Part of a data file
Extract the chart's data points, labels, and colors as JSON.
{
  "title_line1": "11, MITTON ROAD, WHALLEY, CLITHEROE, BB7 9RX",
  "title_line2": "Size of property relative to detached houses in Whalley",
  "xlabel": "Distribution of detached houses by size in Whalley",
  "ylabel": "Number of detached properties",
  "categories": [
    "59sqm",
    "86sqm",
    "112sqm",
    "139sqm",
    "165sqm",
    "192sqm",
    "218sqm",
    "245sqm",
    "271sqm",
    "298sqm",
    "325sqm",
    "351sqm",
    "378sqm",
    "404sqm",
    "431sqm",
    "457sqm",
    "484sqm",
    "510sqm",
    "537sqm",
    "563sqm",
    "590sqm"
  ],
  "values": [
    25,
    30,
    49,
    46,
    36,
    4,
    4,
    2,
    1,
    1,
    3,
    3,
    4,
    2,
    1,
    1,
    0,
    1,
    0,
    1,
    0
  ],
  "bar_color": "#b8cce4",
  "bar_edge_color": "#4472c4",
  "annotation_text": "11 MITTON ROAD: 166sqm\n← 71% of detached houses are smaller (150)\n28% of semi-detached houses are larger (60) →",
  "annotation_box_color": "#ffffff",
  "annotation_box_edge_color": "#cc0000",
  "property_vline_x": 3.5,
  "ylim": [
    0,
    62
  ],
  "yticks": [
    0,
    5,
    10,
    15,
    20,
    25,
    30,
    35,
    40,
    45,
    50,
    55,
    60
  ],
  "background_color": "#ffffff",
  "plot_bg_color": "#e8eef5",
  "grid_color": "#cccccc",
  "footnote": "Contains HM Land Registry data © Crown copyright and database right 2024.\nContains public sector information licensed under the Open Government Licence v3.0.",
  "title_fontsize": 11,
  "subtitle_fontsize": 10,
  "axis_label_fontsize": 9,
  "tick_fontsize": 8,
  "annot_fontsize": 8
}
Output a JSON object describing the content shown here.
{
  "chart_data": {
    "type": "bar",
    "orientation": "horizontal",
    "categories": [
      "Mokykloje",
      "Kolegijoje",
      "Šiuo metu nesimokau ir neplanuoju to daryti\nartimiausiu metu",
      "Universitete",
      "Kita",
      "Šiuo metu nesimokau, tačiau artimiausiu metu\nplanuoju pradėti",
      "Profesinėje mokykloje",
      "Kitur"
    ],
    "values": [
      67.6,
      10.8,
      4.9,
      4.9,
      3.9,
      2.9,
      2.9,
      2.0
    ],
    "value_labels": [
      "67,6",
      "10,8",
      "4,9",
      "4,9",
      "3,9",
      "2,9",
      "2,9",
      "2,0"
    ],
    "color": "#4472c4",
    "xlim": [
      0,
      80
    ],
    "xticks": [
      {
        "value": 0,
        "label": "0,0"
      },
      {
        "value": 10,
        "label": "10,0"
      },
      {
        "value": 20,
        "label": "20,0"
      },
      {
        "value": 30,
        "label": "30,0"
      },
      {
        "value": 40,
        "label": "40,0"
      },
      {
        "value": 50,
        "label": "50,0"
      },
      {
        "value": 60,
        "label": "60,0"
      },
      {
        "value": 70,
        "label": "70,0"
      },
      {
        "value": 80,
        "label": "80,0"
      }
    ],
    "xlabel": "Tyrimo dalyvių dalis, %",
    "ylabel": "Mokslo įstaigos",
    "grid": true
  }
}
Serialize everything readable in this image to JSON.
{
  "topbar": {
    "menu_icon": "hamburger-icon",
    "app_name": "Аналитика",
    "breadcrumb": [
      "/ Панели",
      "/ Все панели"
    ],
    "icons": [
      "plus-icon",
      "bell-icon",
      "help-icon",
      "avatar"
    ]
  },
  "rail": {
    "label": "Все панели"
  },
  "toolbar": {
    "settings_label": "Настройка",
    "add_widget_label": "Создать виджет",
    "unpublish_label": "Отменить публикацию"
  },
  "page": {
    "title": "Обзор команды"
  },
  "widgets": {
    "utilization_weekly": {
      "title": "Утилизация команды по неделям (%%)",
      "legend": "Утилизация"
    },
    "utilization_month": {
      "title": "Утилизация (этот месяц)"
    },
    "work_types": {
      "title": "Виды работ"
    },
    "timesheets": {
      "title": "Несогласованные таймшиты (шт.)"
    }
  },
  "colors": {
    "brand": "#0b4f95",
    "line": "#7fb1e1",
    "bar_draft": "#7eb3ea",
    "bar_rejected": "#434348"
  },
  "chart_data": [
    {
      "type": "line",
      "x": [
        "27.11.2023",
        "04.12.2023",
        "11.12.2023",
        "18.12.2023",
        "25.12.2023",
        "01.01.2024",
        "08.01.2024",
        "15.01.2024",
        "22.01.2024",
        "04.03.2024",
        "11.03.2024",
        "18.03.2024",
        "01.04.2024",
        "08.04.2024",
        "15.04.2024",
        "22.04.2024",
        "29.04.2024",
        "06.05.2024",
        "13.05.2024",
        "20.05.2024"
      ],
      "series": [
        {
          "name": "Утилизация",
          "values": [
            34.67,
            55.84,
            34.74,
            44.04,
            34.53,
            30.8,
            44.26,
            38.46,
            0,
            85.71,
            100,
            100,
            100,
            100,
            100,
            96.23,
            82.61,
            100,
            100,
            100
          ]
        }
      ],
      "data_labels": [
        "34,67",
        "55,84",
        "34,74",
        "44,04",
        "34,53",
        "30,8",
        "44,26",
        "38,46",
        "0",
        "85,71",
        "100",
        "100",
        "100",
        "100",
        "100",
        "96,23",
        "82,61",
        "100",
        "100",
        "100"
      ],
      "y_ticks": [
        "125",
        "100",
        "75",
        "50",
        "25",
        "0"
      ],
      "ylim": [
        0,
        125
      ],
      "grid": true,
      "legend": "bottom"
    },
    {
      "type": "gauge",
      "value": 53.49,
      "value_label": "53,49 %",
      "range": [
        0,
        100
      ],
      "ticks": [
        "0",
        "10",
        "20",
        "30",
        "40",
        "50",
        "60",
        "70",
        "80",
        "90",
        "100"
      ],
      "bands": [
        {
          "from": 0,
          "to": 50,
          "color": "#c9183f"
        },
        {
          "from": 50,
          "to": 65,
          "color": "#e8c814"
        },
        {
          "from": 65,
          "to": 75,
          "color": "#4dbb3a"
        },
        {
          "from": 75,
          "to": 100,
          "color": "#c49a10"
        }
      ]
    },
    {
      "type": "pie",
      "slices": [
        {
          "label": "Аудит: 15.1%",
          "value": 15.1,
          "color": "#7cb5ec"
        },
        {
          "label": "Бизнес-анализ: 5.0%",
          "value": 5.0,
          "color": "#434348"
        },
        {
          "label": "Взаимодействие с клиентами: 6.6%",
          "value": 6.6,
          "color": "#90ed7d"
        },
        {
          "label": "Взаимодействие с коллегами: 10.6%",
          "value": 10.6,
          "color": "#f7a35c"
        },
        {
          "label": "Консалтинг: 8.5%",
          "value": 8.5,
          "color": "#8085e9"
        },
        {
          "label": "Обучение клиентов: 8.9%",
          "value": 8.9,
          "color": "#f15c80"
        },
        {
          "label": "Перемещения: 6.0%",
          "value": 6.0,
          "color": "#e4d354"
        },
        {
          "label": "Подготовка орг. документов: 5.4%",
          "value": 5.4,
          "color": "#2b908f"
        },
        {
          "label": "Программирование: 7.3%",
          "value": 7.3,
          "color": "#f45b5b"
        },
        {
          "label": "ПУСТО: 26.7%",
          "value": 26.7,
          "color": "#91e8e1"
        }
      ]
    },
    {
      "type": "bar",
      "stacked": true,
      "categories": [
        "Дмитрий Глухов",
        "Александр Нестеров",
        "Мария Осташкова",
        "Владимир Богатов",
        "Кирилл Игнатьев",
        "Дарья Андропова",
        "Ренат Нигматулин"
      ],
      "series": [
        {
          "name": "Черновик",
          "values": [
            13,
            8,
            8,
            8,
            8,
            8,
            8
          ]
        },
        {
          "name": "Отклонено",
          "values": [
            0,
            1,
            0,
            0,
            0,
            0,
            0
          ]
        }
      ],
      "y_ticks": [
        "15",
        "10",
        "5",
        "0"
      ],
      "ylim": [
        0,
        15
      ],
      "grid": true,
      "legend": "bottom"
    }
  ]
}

**WORK TO COMPLETE:**
Only the number is wanted: how many lines in the entries above contain the string "houses"?

**EXPECTED ANSWER:**
3